Stored data entries
-- Begin --

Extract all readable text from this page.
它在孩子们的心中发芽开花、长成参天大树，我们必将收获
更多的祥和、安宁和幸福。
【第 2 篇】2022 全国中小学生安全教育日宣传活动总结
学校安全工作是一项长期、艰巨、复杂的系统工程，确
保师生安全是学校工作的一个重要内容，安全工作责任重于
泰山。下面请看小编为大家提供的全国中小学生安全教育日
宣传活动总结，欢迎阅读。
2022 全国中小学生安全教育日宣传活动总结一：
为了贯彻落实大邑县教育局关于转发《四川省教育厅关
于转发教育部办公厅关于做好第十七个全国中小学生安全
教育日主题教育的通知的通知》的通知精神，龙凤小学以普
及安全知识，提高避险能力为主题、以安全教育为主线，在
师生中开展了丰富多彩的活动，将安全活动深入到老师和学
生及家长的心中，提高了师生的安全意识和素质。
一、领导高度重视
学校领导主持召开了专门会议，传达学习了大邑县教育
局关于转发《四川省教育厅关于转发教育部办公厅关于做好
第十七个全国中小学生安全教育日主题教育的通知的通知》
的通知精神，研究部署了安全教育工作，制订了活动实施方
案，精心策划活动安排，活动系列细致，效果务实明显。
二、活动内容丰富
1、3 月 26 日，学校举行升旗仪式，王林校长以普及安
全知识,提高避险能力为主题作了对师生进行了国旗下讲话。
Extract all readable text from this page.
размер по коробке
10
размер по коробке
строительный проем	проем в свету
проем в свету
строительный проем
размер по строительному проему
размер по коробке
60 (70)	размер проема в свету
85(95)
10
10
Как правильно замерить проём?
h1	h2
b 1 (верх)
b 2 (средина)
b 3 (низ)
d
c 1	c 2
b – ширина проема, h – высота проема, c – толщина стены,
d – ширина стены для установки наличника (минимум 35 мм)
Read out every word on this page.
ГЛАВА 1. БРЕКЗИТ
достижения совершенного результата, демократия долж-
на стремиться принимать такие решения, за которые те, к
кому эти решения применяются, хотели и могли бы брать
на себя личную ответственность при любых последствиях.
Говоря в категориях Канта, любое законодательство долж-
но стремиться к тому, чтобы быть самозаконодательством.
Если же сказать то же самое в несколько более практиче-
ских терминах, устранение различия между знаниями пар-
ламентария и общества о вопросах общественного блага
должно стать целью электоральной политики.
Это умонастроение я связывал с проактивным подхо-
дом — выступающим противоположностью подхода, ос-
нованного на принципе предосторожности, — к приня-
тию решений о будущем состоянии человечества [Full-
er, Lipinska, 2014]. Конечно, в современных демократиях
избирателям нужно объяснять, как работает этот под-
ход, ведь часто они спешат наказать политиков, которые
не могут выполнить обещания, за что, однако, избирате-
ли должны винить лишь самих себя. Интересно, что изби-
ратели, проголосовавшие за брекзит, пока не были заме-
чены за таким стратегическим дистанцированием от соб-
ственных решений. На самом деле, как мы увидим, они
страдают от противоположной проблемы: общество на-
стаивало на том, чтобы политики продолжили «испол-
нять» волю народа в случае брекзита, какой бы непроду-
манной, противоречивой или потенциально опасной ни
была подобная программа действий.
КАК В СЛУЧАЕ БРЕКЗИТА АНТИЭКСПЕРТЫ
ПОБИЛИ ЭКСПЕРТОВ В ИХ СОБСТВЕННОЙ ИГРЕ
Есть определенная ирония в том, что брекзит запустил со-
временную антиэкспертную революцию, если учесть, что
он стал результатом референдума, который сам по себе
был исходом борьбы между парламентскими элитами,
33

-- End --

* _Task objective_:
Transcribe every entry exactly.

* _The completed task_:
Extract all readable text from this page.
它在孩子们的心中发芽开花、长成参天大树，我们必将收获
更多的祥和、安宁和幸福。
【第 2 篇】2022 全国中小学生安全教育日宣传活动总结
学校安全工作是一项长期、艰巨、复杂的系统工程，确
保师生安全是学校工作的一个重要内容，安全工作责任重于
泰山。下面请看小编为大家提供的全国中小学生安全教育日
宣传活动总结，欢迎阅读。
2022 全国中小学生安全教育日宣传活动总结一：
为了贯彻落实大邑县教育局关于转发《四川省教育厅关
于转发教育部办公厅关于做好第十七个全国中小学生安全
教育日主题教育的通知的通知》的通知精神，龙凤小学以普
及安全知识，提高避险能力为主题、以安全教育为主线，在
师生中开展了丰富多彩的活动，将安全活动深入到老师和学
生及家长的心中，提高了师生的安全意识和素质。
一、领导高度重视
学校领导主持召开了专门会议，传达学习了大邑县教育
局关于转发《四川省教育厅关于转发教育部办公厅关于做好
第十七个全国中小学生安全教育日主题教育的通知的通知》
的通知精神，研究部署了安全教育工作，制订了活动实施方
案，精心策划活动安排，活动系列细致，效果务实明显。
二、活动内容丰富
1、3 月 26 日，学校举行升旗仪式，王林校长以普及安
全知识,提高避险能力为主题作了对师生进行了国旗下讲话。
Extract all readable text from this page.
размер по коробке
10
размер по коробке
строительный проем	проем в свету
проем в свету
строительный проем
размер по строительному проему
размер по коробке
60 (70)	размер проема в свету
85(95)
10
10
Как правильно замерить проём?
h1	h2
b 1 (верх)
b 2 (средина)
b 3 (низ)
d
c 1	c 2
b – ширина проема, h – высота проема, c – толщина стены,
d – ширина стены для установки наличника (минимум 35 мм)
Read out every word on this page.
ГЛАВА 1. БРЕКЗИТ
достижения совершенного результата, демократия долж-
на стремиться принимать такие решения, за которые те, к
кому эти решения применяются, хотели и могли бы брать
на себя личную ответственность при любых последствиях.
Говоря в категориях Канта, любое законодательство долж-
но стремиться к тому, чтобы быть самозаконодательством.
Если же сказать то же самое в несколько более практиче-
ских терминах, устранение различия между знаниями пар-
ламентария и общества о вопросах общественного блага
должно стать целью электоральной политики.
Это умонастроение я связывал с проактивным подхо-
дом — выступающим противоположностью подхода, ос-
нованного на принципе предосторожности, — к приня-
тию решений о будущем состоянии человечества [Full-
er, Lipinska, 2014]. Конечно, в современных демократиях
избирателям нужно объяснять, как работает этот под-
ход, ведь часто они спешат наказать политиков, которые
не могут выполнить обещания, за что, однако, избирате-
ли должны винить лишь самих себя. Интересно, что изби-
ратели, проголосовавшие за брекзит, пока не были заме-
чены за таким стратегическим дистанцированием от соб-
ственных решений. На самом деле, как мы увидим, они
страдают от противоположной проблемы: общество на-
стаивало на том, чтобы политики продолжили «испол-
нять» волю народа в случае брекзита, какой бы непроду-
манной, противоречивой или потенциально опасной ни
была подобная программа действий.
КАК В СЛУЧАЕ БРЕКЗИТА АНТИЭКСПЕРТЫ
ПОБИЛИ ЭКСПЕРТОВ В ИХ СОБСТВЕННОЙ ИГРЕ
Есть определенная ирония в том, что брекзит запустил со-
временную антиэкспертную революцию, если учесть, что
он стал результатом референдума, который сам по себе
был исходом борьбы между парламентскими элитами,
33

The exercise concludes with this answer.